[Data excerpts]
%%
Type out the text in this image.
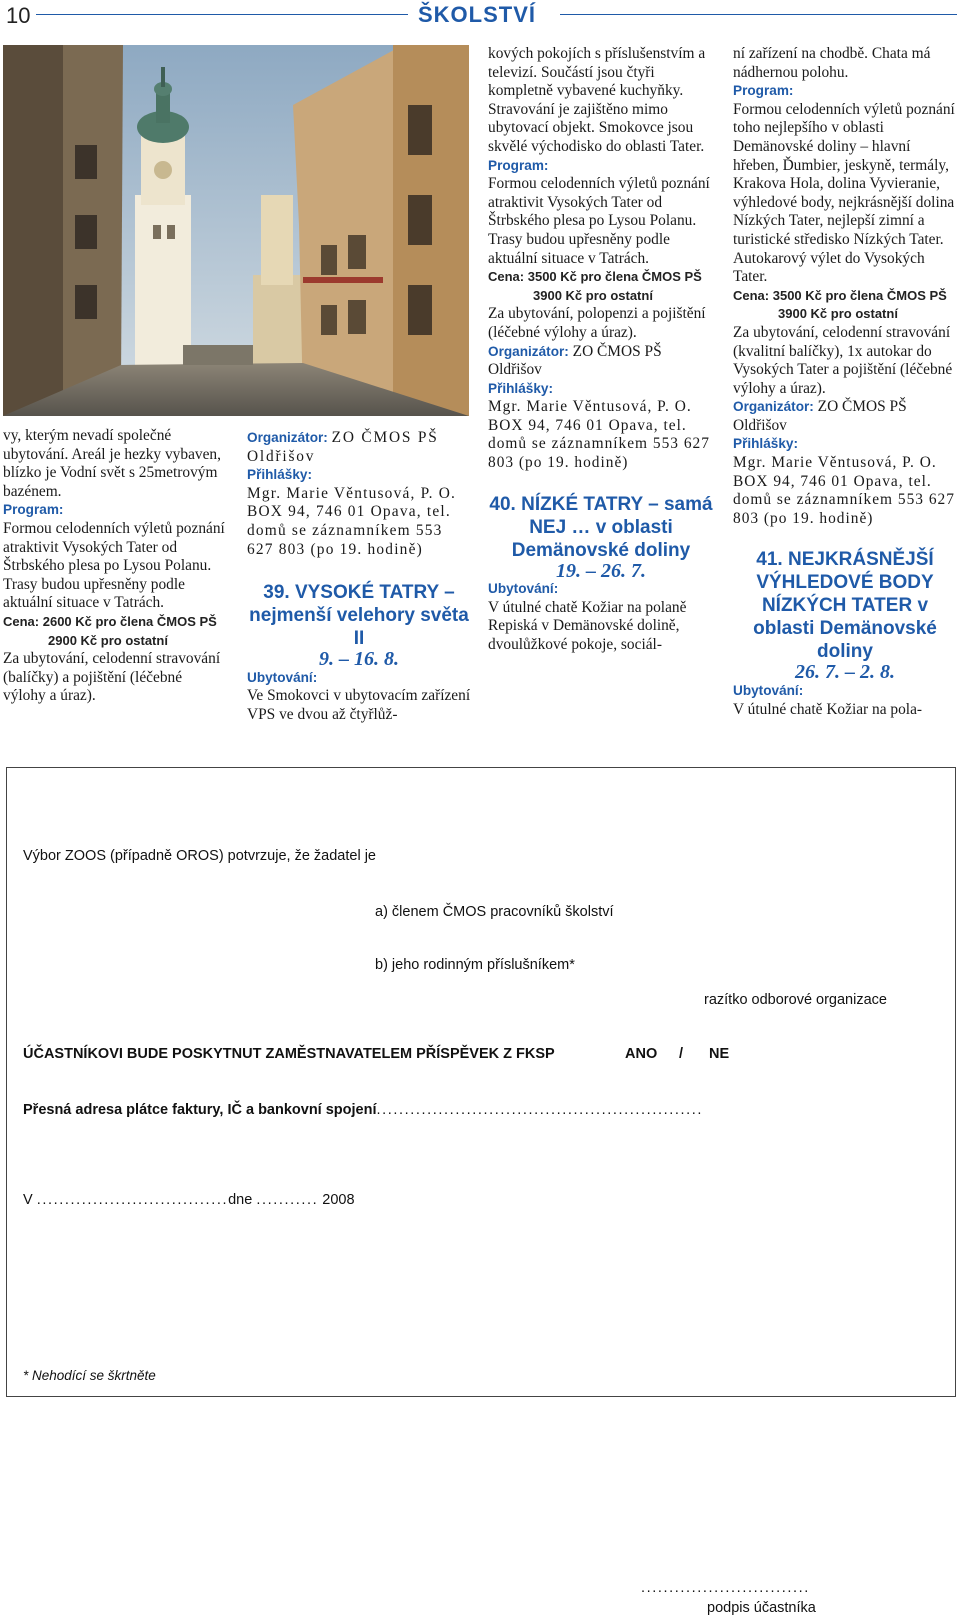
10	ŠKOLSTVÍ

vy, kterým nevadí společné ubytování. Areál je hezky vybaven, blízko je Vodní svět s 25metrovým bazénem.

Program:

Formou celodenních výletů poznání atraktivit Vysokých Tater od Štrbského plesa po Lysou Polanu. Trasy budou upřesněny podle aktuální situace v Tatrách.

Cena: 2600 Kč pro člena ČMOS PŠ

2900 Kč pro ostatní

Za ubytování, celodenní stravování (balíčky) a pojištění (léčebné výlohy a úraz).

Organizátor: ZO ČMOS PŠ Oldřišov

Přihlášky:

Mgr. Marie Věntusová, P. O. BOX 94, 746 01 Opava, tel. domů se záznamníkem 553 627 803 (po 19. hodině)

39. VYSOKÉ TATRY – nejmenší velehory světa II

9. – 16. 8.

Ubytování:

Ve Smokovci v ubytovacím zařízení VPS ve dvou až čtyřlůž-

kových pokojích s příslušenstvím a televizí. Součástí jsou čtyři kompletně vybavené kuchyňky. Stravování je zajištěno mimo ubytovací objekt. Smokovce jsou skvělé východisko do oblasti Tater.

Program:

Formou celodenních výletů poznání atraktivit Vysokých Tater od Štrbského plesa po Lysou Polanu. Trasy budou upřesněny podle aktuální situace v Tatrách.

Cena: 3500 Kč pro člena ČMOS PŠ

3900 Kč pro ostatní

Za ubytování, polopenzi a pojištění (léčebné výlohy a úraz).

Organizátor: ZO ČMOS PŠ Oldřišov

Přihlášky:

Mgr. Marie Věntusová, P. O. BOX 94, 746 01 Opava, tel. domů se záznamníkem 553 627 803 (po 19. hodině)

40. NÍZKÉ TATRY – samá NEJ … v oblasti Demänovské doliny

19. – 26. 7.

Ubytování:

V útulné chatě Kožiar na polaně Repiská v Demänovské dolině, dvoulůžkové pokoje, sociál-

ní zařízení na chodbě. Chata má nádhernou polohu.

Program:

Formou celodenních výletů poznání toho nejlepšího v oblasti Demänovské doliny – hlavní hřeben, Ďumbier, jeskyně, termály, Krakova Hola, dolina Vyvieranie, výhledové body, nejkrásnější dolina Nízkých Tater, nejlepší zimní a turistické středisko Nízkých Tater. Autokarový výlet do Vysokých Tater.

Cena: 3500 Kč pro člena ČMOS PŠ

3900 Kč pro ostatní

Za ubytování, celodenní stravování (kvalitní balíčky), 1x autokar do Vysokých Tater a pojištění (léčebné výlohy a úraz).

Organizátor: ZO ČMOS PŠ Oldřišov

Přihlášky:

Mgr. Marie Věntusová, P. O. BOX 94, 746 01 Opava, tel. domů se záznamníkem 553 627 803 (po 19. hodině)

41. NEJKRÁSNĚJŠÍ VÝHLEDOVÉ BODY NÍZKÝCH TATER v oblasti Demänovské doliny

26. 7. – 2. 8.

Ubytování:

V útulné chatě Kožiar na pola-

Výbor ZOOS (případně OROS) potvrzuje, že žadatel je
a) členem ČMOS pracovníků školství
b) jeho rodinným příslušníkem*
razítko odborové organizace
ÚČASTNÍKOVI BUDE POSKYTNUT ZAMĚSTNAVATELEM PŘÍSPĚVEK Z FKSP	ANO / NE
Přesná adresa plátce faktury, IČ a bankovní spojení..........................................................
V ..................................dne ........... 2008
..............................
podpis účastníka
* Nehodící se škrtněte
%%
#### [GIVEN INSTRUCTION]
Every entry above is to be set down exactly; the pictures are to be left out.

#### [ANSWER BELOW]
Type out the text in this image.
10	ŠKOLSTVÍ

vy, kterým nevadí společné ubytování. Areál je hezky vybaven, blízko je Vodní svět s 25metrovým bazénem.

Program:

Formou celodenních výletů poznání atraktivit Vysokých Tater od Štrbského plesa po Lysou Polanu. Trasy budou upřesněny podle aktuální situace v Tatrách.

Cena: 2600 Kč pro člena ČMOS PŠ

2900 Kč pro ostatní

Za ubytování, celodenní stravování (balíčky) a pojištění (léčebné výlohy a úraz).

Organizátor: ZO ČMOS PŠ Oldřišov

Přihlášky:

Mgr. Marie Věntusová, P. O. BOX 94, 746 01 Opava, tel. domů se záznamníkem 553 627 803 (po 19. hodině)

39. VYSOKÉ TATRY – nejmenší velehory světa II

9. – 16. 8.

Ubytování:

Ve Smokovci v ubytovacím zařízení VPS ve dvou až čtyřlůž-

kových pokojích s příslušenstvím a televizí. Součástí jsou čtyři kompletně vybavené kuchyňky. Stravování je zajištěno mimo ubytovací objekt. Smokovce jsou skvělé východisko do oblasti Tater.

Program:

Formou celodenních výletů poznání atraktivit Vysokých Tater od Štrbského plesa po Lysou Polanu. Trasy budou upřesněny podle aktuální situace v Tatrách.

Cena: 3500 Kč pro člena ČMOS PŠ

3900 Kč pro ostatní

Za ubytování, polopenzi a pojištění (léčebné výlohy a úraz).

Organizátor: ZO ČMOS PŠ Oldřišov

Přihlášky:

Mgr. Marie Věntusová, P. O. BOX 94, 746 01 Opava, tel. domů se záznamníkem 553 627 803 (po 19. hodině)

40. NÍZKÉ TATRY – samá NEJ … v oblasti Demänovské doliny

19. – 26. 7.

Ubytování:

V útulné chatě Kožiar na polaně Repiská v Demänovské dolině, dvoulůžkové pokoje, sociál-

ní zařízení na chodbě. Chata má nádhernou polohu.

Program:

Formou celodenních výletů poznání toho nejlepšího v oblasti Demänovské doliny – hlavní hřeben, Ďumbier, jeskyně, termály, Krakova Hola, dolina Vyvieranie, výhledové body, nejkrásnější dolina Nízkých Tater, nejlepší zimní a turistické středisko Nízkých Tater. Autokarový výlet do Vysokých Tater.

Cena: 3500 Kč pro člena ČMOS PŠ

3900 Kč pro ostatní

Za ubytování, celodenní stravování (kvalitní balíčky), 1x autokar do Vysokých Tater a pojištění (léčebné výlohy a úraz).

Organizátor: ZO ČMOS PŠ Oldřišov

Přihlášky:

Mgr. Marie Věntusová, P. O. BOX 94, 746 01 Opava, tel. domů se záznamníkem 553 627 803 (po 19. hodině)

41. NEJKRÁSNĚJŠÍ VÝHLEDOVÉ BODY NÍZKÝCH TATER v oblasti Demänovské doliny

26. 7. – 2. 8.

Ubytování:

V útulné chatě Kožiar na pola-

Výbor ZOOS (případně OROS) potvrzuje, že žadatel je
a) členem ČMOS pracovníků školství
b) jeho rodinným příslušníkem*
razítko odborové organizace
ÚČASTNÍKOVI BUDE POSKYTNUT ZAMĚSTNAVATELEM PŘÍSPĚVEK Z FKSP	ANO / NE
Přesná adresa plátce faktury, IČ a bankovní spojení..........................................................
V ..................................dne ........... 2008
..............................
podpis účastníka
* Nehodící se škrtněte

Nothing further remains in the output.